■ Work to do
Collect each line of the records containing the string "this".
** start Provided data **
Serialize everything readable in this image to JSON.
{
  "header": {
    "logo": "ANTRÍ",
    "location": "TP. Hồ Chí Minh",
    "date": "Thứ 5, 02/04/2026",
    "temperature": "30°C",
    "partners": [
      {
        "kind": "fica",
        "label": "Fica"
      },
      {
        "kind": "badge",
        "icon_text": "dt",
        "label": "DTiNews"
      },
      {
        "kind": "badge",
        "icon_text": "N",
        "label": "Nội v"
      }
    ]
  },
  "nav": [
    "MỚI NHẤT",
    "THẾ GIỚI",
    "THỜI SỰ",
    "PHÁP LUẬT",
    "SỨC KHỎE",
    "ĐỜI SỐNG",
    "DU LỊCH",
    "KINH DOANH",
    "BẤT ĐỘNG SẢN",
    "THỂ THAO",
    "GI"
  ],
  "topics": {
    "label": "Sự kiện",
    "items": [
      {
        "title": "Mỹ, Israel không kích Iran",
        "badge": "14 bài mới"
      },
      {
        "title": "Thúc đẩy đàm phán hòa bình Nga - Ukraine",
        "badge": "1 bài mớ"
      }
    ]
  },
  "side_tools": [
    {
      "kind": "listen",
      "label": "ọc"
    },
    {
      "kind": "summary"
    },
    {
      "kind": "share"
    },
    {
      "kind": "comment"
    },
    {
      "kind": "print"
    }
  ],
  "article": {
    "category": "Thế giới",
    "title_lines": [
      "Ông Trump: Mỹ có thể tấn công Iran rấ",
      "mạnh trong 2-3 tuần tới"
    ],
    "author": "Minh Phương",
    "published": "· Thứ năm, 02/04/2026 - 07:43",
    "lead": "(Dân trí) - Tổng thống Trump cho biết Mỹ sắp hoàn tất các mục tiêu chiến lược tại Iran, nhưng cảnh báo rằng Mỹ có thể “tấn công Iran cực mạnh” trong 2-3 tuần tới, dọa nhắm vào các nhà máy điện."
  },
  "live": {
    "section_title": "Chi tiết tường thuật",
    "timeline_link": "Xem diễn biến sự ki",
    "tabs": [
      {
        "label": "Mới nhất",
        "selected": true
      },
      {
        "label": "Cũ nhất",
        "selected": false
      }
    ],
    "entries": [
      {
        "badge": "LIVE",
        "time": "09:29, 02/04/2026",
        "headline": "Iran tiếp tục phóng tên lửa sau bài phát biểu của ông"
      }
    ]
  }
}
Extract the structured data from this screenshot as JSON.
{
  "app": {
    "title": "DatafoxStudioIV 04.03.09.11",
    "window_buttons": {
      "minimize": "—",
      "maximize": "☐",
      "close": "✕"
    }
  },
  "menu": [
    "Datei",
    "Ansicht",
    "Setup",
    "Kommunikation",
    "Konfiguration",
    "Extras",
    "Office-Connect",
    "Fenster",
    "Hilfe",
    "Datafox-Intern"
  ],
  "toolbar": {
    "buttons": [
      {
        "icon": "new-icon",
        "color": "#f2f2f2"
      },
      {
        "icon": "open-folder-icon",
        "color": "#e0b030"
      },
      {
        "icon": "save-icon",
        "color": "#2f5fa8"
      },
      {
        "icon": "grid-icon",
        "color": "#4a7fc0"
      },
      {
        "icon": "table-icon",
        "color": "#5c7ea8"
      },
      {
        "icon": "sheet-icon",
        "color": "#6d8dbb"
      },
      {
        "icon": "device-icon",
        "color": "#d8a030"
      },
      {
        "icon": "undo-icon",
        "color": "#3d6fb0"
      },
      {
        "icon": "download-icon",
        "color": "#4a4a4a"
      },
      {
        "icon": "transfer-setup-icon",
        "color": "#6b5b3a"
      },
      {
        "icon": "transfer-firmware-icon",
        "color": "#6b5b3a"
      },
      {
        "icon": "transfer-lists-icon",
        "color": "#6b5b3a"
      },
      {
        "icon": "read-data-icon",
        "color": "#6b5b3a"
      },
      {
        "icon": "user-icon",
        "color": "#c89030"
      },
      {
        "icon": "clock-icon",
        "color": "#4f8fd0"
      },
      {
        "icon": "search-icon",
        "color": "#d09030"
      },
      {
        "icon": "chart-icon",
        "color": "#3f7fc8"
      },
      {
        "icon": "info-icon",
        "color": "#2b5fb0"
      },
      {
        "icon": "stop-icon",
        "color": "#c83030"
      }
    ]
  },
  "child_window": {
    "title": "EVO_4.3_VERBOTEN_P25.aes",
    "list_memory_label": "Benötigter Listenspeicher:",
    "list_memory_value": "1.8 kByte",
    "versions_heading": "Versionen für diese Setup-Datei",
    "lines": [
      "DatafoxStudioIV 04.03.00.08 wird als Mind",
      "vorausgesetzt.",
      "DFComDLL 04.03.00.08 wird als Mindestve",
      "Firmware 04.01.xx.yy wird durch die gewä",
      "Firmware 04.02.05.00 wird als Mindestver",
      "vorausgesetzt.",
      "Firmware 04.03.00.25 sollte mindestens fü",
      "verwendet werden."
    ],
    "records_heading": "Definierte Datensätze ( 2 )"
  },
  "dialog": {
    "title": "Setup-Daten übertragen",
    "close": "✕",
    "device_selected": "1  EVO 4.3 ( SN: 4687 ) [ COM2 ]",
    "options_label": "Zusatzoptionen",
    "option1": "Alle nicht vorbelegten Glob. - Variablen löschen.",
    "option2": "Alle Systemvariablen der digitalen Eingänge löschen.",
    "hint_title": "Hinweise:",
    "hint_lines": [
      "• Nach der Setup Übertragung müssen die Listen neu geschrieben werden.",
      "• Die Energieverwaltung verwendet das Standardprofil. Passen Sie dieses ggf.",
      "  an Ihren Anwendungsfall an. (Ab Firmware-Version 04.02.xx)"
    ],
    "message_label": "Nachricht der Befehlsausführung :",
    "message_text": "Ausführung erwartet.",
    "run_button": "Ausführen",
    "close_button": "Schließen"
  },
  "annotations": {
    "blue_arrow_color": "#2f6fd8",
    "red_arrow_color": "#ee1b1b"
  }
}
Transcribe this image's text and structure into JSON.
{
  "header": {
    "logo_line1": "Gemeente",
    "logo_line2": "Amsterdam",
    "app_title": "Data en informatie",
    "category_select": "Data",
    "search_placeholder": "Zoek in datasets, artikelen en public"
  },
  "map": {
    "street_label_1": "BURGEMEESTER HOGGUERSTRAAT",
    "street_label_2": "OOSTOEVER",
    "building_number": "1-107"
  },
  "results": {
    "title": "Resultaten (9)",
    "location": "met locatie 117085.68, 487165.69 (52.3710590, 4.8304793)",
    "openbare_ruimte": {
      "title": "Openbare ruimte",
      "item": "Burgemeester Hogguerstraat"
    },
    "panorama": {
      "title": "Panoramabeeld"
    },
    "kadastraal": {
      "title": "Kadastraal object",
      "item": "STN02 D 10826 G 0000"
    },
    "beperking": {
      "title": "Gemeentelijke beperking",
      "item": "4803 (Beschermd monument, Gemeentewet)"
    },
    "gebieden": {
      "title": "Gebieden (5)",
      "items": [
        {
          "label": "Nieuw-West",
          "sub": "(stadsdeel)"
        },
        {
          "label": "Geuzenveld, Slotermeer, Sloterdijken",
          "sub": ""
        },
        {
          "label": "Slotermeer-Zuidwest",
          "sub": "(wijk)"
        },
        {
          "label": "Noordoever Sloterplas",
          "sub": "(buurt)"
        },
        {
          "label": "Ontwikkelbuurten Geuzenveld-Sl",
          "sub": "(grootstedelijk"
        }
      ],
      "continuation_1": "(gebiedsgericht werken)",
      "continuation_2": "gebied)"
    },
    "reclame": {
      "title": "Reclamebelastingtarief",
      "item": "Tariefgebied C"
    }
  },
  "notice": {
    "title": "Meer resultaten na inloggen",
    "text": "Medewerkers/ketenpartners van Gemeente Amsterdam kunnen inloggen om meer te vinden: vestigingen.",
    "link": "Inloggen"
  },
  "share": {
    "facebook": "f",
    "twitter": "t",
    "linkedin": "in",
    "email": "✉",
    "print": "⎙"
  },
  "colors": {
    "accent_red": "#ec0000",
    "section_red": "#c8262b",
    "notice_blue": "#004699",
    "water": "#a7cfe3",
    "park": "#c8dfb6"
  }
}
** end Provided data **
■ Task solution
Serialize everything readable in this image to JSON.
Extract the structured data from this screenshot as JSON.
Transcribe this image's text and structure into JSON.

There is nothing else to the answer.